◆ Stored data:
begin

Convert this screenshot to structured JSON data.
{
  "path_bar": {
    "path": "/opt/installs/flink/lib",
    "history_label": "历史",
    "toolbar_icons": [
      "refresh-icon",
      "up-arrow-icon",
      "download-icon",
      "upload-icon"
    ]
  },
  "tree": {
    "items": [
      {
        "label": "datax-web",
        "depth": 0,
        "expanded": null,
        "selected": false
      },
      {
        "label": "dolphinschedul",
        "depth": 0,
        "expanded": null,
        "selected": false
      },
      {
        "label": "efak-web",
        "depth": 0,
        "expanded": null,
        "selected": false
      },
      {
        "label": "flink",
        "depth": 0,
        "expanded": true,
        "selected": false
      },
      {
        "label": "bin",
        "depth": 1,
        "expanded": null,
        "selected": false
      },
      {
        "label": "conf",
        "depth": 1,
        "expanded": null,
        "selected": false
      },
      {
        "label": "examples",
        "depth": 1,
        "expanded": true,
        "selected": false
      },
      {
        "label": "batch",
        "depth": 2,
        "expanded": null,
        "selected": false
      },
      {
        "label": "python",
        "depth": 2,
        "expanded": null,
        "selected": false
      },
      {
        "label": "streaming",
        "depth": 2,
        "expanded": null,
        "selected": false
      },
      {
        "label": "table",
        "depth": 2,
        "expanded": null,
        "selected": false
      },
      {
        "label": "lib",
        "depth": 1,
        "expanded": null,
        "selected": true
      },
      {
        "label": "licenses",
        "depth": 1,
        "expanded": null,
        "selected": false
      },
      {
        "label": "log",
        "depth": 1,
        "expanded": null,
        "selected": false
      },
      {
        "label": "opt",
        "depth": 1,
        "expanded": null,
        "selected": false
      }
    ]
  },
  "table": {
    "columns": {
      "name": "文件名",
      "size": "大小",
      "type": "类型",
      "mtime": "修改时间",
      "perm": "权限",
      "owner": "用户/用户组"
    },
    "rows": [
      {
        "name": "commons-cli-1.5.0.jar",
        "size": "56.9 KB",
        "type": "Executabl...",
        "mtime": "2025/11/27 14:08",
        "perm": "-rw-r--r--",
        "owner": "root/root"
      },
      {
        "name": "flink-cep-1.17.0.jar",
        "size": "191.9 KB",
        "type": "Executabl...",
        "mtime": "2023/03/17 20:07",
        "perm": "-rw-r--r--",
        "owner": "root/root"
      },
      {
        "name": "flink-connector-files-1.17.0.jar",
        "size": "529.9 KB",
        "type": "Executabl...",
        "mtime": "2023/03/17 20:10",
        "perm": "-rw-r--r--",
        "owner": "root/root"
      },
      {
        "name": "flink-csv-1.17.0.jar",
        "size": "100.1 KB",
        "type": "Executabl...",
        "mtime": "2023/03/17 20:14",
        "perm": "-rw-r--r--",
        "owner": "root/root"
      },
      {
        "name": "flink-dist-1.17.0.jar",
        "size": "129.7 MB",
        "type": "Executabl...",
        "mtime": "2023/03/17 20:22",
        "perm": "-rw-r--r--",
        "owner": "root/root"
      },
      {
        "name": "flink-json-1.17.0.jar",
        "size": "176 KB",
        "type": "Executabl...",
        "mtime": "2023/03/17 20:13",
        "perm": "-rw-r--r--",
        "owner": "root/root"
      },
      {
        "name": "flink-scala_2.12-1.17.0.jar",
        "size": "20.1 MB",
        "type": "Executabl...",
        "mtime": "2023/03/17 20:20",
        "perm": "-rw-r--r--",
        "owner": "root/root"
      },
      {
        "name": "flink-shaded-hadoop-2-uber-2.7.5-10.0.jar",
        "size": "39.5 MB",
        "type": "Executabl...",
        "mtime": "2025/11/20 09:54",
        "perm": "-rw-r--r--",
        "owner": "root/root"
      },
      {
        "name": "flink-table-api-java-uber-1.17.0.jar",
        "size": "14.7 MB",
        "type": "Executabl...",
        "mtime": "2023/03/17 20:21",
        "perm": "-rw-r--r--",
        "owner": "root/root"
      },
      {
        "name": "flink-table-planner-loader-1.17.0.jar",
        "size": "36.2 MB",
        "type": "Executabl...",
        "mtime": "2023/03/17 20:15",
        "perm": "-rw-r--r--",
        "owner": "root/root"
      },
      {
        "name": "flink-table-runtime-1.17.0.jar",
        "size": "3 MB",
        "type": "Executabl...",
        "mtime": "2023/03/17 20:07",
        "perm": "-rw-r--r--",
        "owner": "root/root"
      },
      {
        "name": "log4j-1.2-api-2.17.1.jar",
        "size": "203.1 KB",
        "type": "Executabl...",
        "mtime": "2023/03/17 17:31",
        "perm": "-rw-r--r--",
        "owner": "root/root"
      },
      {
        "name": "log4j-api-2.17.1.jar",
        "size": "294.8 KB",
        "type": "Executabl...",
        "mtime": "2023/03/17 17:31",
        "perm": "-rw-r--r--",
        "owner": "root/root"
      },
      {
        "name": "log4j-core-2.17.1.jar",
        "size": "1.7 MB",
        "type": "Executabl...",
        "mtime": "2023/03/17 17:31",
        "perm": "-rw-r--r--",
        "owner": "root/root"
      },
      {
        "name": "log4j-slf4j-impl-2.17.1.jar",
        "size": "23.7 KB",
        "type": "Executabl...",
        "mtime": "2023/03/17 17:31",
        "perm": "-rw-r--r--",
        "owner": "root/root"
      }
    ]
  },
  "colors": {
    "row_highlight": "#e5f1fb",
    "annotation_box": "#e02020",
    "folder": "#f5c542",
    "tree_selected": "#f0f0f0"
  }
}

end

◆ Problem to solve:
From the first line to the last, retype the data exactly.

◆ Solution:
Convert this screenshot to structured JSON data.
{
  "path_bar": {
    "path": "/opt/installs/flink/lib",
    "history_label": "历史",
    "toolbar_icons": [
      "refresh-icon",
      "up-arrow-icon",
      "download-icon",
      "upload-icon"
    ]
  },
  "tree": {
    "items": [
      {
        "label": "datax-web",
        "depth": 0,
        "expanded": null,
        "selected": false
      },
      {
        "label": "dolphinschedul",
        "depth": 0,
        "expanded": null,
        "selected": false
      },
      {
        "label": "efak-web",
        "depth": 0,
        "expanded": null,
        "selected": false
      },
      {
        "label": "flink",
        "depth": 0,
        "expanded": true,
        "selected": false
      },
      {
        "label": "bin",
        "depth": 1,
        "expanded": null,
        "selected": false
      },
      {
        "label": "conf",
        "depth": 1,
        "expanded": null,
        "selected": false
      },
      {
        "label": "examples",
        "depth": 1,
        "expanded": true,
        "selected": false
      },
      {
        "label": "batch",
        "depth": 2,
        "expanded": null,
        "selected": false
      },
      {
        "label": "python",
        "depth": 2,
        "expanded": null,
        "selected": false
      },
      {
        "label": "streaming",
        "depth": 2,
        "expanded": null,
        "selected": false
      },
      {
        "label": "table",
        "depth": 2,
        "expanded": null,
        "selected": false
      },
      {
        "label": "lib",
        "depth": 1,
        "expanded": null,
        "selected": true
      },
      {
        "label": "licenses",
        "depth": 1,
        "expanded": null,
        "selected": false
      },
      {
        "label": "log",
        "depth": 1,
        "expanded": null,
        "selected": false
      },
      {
        "label": "opt",
        "depth": 1,
        "expanded": null,
        "selected": false
      }
    ]
  },
  "table": {
    "columns": {
      "name": "文件名",
      "size": "大小",
      "type": "类型",
      "mtime": "修改时间",
      "perm": "权限",
      "owner": "用户/用户组"
    },
    "rows": [
      {
        "name": "commons-cli-1.5.0.jar",
        "size": "56.9 KB",
        "type": "Executabl...",
        "mtime": "2025/11/27 14:08",
        "perm": "-rw-r--r--",
        "owner": "root/root"
      },
      {
        "name": "flink-cep-1.17.0.jar",
        "size": "191.9 KB",
        "type": "Executabl...",
        "mtime": "2023/03/17 20:07",
        "perm": "-rw-r--r--",
        "owner": "root/root"
      },
      {
        "name": "flink-connector-files-1.17.0.jar",
        "size": "529.9 KB",
        "type": "Executabl...",
        "mtime": "2023/03/17 20:10",
        "perm": "-rw-r--r--",
        "owner": "root/root"
      },
      {
        "name": "flink-csv-1.17.0.jar",
        "size": "100.1 KB",
        "type": "Executabl...",
        "mtime": "2023/03/17 20:14",
        "perm": "-rw-r--r--",
        "owner": "root/root"
      },
      {
        "name": "flink-dist-1.17.0.jar",
        "size": "129.7 MB",
        "type": "Executabl...",
        "mtime": "2023/03/17 20:22",
        "perm": "-rw-r--r--",
        "owner": "root/root"
      },
      {
        "name": "flink-json-1.17.0.jar",
        "size": "176 KB",
        "type": "Executabl...",
        "mtime": "2023/03/17 20:13",
        "perm": "-rw-r--r--",
        "owner": "root/root"
      },
      {
        "name": "flink-scala_2.12-1.17.0.jar",
        "size": "20.1 MB",
        "type": "Executabl...",
        "mtime": "2023/03/17 20:20",
        "perm": "-rw-r--r--",
        "owner": "root/root"
      },
      {
        "name": "flink-shaded-hadoop-2-uber-2.7.5-10.0.jar",
        "size": "39.5 MB",
        "type": "Executabl...",
        "mtime": "2025/11/20 09:54",
        "perm": "-rw-r--r--",
        "owner": "root/root"
      },
      {
        "name": "flink-table-api-java-uber-1.17.0.jar",
        "size": "14.7 MB",
        "type": "Executabl...",
        "mtime": "2023/03/17 20:21",
        "perm": "-rw-r--r--",
        "owner": "root/root"
      },
      {
        "name": "flink-table-planner-loader-1.17.0.jar",
        "size": "36.2 MB",
        "type": "Executabl...",
        "mtime": "2023/03/17 20:15",
        "perm": "-rw-r--r--",
        "owner": "root/root"
      },
      {
        "name": "flink-table-runtime-1.17.0.jar",
        "size": "3 MB",
        "type": "Executabl...",
        "mtime": "2023/03/17 20:07",
        "perm": "-rw-r--r--",
        "owner": "root/root"
      },
      {
        "name": "log4j-1.2-api-2.17.1.jar",
        "size": "203.1 KB",
        "type": "Executabl...",
        "mtime": "2023/03/17 17:31",
        "perm": "-rw-r--r--",
        "owner": "root/root"
      },
      {
        "name": "log4j-api-2.17.1.jar",
        "size": "294.8 KB",
        "type": "Executabl...",
        "mtime": "2023/03/17 17:31",
        "perm": "-rw-r--r--",
        "owner": "root/root"
      },
      {
        "name": "log4j-core-2.17.1.jar",
        "size": "1.7 MB",
        "type": "Executabl...",
        "mtime": "2023/03/17 17:31",
        "perm": "-rw-r--r--",
        "owner": "root/root"
      },
      {
        "name": "log4j-slf4j-impl-2.17.1.jar",
        "size": "23.7 KB",
        "type": "Executabl...",
        "mtime": "2023/03/17 17:31",
        "perm": "-rw-r--r--",
        "owner": "root/root"
      }
    ]
  },
  "colors": {
    "row_highlight": "#e5f1fb",
    "annotation_box": "#e02020",
    "folder": "#f5c542",
    "tree_selected": "#f0f0f0"
  }
}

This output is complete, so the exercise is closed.